Exercise task
Exactly as given, repeat all of the entries.

Records
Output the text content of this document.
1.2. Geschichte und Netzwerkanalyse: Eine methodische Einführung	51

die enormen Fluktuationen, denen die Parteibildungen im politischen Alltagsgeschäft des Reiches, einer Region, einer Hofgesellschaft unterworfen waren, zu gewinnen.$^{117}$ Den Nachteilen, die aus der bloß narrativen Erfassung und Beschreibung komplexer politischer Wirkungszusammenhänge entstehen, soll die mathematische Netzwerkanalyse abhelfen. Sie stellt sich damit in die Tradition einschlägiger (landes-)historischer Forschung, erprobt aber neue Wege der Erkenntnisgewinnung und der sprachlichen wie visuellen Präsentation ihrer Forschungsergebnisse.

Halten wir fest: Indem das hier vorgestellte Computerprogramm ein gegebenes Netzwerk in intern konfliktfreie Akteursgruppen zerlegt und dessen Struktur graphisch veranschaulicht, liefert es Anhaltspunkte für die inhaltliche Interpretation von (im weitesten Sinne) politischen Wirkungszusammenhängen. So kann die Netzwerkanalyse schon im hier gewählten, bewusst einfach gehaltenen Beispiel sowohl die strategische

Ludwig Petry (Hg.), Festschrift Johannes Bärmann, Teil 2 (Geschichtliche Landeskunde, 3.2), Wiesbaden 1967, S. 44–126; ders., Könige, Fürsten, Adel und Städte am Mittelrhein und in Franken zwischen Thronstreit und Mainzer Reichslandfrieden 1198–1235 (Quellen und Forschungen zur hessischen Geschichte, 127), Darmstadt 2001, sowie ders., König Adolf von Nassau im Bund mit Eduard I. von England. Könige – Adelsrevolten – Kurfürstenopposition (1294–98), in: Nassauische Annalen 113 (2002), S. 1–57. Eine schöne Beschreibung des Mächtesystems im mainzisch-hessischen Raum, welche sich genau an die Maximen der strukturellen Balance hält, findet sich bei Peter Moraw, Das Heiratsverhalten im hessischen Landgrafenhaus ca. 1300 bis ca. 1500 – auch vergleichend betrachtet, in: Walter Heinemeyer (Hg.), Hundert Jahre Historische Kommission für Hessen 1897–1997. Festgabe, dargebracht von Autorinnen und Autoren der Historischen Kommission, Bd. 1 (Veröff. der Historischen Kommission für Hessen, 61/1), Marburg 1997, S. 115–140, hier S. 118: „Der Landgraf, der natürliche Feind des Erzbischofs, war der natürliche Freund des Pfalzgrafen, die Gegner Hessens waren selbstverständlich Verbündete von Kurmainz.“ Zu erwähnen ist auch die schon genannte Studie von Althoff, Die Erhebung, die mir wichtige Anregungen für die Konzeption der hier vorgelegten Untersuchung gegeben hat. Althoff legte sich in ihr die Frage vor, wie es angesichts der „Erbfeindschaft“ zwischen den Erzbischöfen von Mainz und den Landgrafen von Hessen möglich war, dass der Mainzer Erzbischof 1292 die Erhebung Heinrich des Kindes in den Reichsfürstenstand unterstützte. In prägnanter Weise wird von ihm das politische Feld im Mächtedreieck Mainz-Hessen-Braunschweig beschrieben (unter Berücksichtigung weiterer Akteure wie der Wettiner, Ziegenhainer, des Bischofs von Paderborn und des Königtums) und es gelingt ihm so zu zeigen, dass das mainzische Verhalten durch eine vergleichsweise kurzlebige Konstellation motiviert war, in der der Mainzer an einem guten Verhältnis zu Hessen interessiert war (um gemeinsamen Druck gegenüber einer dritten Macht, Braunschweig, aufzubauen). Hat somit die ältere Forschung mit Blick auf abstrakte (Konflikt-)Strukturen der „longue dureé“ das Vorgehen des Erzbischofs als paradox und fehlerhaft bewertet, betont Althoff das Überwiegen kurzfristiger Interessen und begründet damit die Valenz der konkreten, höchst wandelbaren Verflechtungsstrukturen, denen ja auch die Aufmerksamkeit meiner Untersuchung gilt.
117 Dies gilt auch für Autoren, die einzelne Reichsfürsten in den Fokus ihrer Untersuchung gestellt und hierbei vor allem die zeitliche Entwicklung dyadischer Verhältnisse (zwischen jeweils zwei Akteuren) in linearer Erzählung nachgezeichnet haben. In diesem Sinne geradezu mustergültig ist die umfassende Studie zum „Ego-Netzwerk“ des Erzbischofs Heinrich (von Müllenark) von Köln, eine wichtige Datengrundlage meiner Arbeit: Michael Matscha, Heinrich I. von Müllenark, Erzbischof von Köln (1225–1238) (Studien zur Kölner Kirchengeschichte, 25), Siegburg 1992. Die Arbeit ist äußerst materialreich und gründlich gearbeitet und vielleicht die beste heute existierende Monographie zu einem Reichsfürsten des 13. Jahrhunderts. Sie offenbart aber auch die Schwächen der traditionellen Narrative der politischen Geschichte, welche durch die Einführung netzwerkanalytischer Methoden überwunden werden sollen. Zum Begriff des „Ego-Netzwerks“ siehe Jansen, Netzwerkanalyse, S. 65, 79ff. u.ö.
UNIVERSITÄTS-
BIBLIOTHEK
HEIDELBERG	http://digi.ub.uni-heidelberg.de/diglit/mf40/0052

Written answer
Output the text content of this document.
1.2. Geschichte und Netzwerkanalyse: Eine methodische Einführung	51

die enormen Fluktuationen, denen die Parteibildungen im politischen Alltagsgeschäft des Reiches, einer Region, einer Hofgesellschaft unterworfen waren, zu gewinnen.$^{117}$ Den Nachteilen, die aus der bloß narrativen Erfassung und Beschreibung komplexer politischer Wirkungszusammenhänge entstehen, soll die mathematische Netzwerkanalyse abhelfen. Sie stellt sich damit in die Tradition einschlägiger (landes-)historischer Forschung, erprobt aber neue Wege der Erkenntnisgewinnung und der sprachlichen wie visuellen Präsentation ihrer Forschungsergebnisse.

Halten wir fest: Indem das hier vorgestellte Computerprogramm ein gegebenes Netzwerk in intern konfliktfreie Akteursgruppen zerlegt und dessen Struktur graphisch veranschaulicht, liefert es Anhaltspunkte für die inhaltliche Interpretation von (im weitesten Sinne) politischen Wirkungszusammenhängen. So kann die Netzwerkanalyse schon im hier gewählten, bewusst einfach gehaltenen Beispiel sowohl die strategische

Ludwig Petry (Hg.), Festschrift Johannes Bärmann, Teil 2 (Geschichtliche Landeskunde, 3.2), Wiesbaden 1967, S. 44–126; ders., Könige, Fürsten, Adel und Städte am Mittelrhein und in Franken zwischen Thronstreit und Mainzer Reichslandfrieden 1198–1235 (Quellen und Forschungen zur hessischen Geschichte, 127), Darmstadt 2001, sowie ders., König Adolf von Nassau im Bund mit Eduard I. von England. Könige – Adelsrevolten – Kurfürstenopposition (1294–98), in: Nassauische Annalen 113 (2002), S. 1–57. Eine schöne Beschreibung des Mächtesystems im mainzisch-hessischen Raum, welche sich genau an die Maximen der strukturellen Balance hält, findet sich bei Peter Moraw, Das Heiratsverhalten im hessischen Landgrafenhaus ca. 1300 bis ca. 1500 – auch vergleichend betrachtet, in: Walter Heinemeyer (Hg.), Hundert Jahre Historische Kommission für Hessen 1897–1997. Festgabe, dargebracht von Autorinnen und Autoren der Historischen Kommission, Bd. 1 (Veröff. der Historischen Kommission für Hessen, 61/1), Marburg 1997, S. 115–140, hier S. 118: „Der Landgraf, der natürliche Feind des Erzbischofs, war der natürliche Freund des Pfalzgrafen, die Gegner Hessens waren selbstverständlich Verbündete von Kurmainz.“ Zu erwähnen ist auch die schon genannte Studie von Althoff, Die Erhebung, die mir wichtige Anregungen für die Konzeption der hier vorgelegten Untersuchung gegeben hat. Althoff legte sich in ihr die Frage vor, wie es angesichts der „Erbfeindschaft“ zwischen den Erzbischöfen von Mainz und den Landgrafen von Hessen möglich war, dass der Mainzer Erzbischof 1292 die Erhebung Heinrich des Kindes in den Reichsfürstenstand unterstützte. In prägnanter Weise wird von ihm das politische Feld im Mächtedreieck Mainz-Hessen-Braunschweig beschrieben (unter Berücksichtigung weiterer Akteure wie der Wettiner, Ziegenhainer, des Bischofs von Paderborn und des Königtums) und es gelingt ihm so zu zeigen, dass das mainzische Verhalten durch eine vergleichsweise kurzlebige Konstellation motiviert war, in der der Mainzer an einem guten Verhältnis zu Hessen interessiert war (um gemeinsamen Druck gegenüber einer dritten Macht, Braunschweig, aufzubauen). Hat somit die ältere Forschung mit Blick auf abstrakte (Konflikt-)Strukturen der „longue dureé“ das Vorgehen des Erzbischofs als paradox und fehlerhaft bewertet, betont Althoff das Überwiegen kurzfristiger Interessen und begründet damit die Valenz der konkreten, höchst wandelbaren Verflechtungsstrukturen, denen ja auch die Aufmerksamkeit meiner Untersuchung gilt.
117 Dies gilt auch für Autoren, die einzelne Reichsfürsten in den Fokus ihrer Untersuchung gestellt und hierbei vor allem die zeitliche Entwicklung dyadischer Verhältnisse (zwischen jeweils zwei Akteuren) in linearer Erzählung nachgezeichnet haben. In diesem Sinne geradezu mustergültig ist die umfassende Studie zum „Ego-Netzwerk“ des Erzbischofs Heinrich (von Müllenark) von Köln, eine wichtige Datengrundlage meiner Arbeit: Michael Matscha, Heinrich I. von Müllenark, Erzbischof von Köln (1225–1238) (Studien zur Kölner Kirchengeschichte, 25), Siegburg 1992. Die Arbeit ist äußerst materialreich und gründlich gearbeitet und vielleicht die beste heute existierende Monographie zu einem Reichsfürsten des 13. Jahrhunderts. Sie offenbart aber auch die Schwächen der traditionellen Narrative der politischen Geschichte, welche durch die Einführung netzwerkanalytischer Methoden überwunden werden sollen. Zum Begriff des „Ego-Netzwerks“ siehe Jansen, Netzwerkanalyse, S. 65, 79ff. u.ö.
UNIVERSITÄTS-
BIBLIOTHEK
HEIDELBERG	http://digi.ub.uni-heidelberg.de/diglit/mf40/0052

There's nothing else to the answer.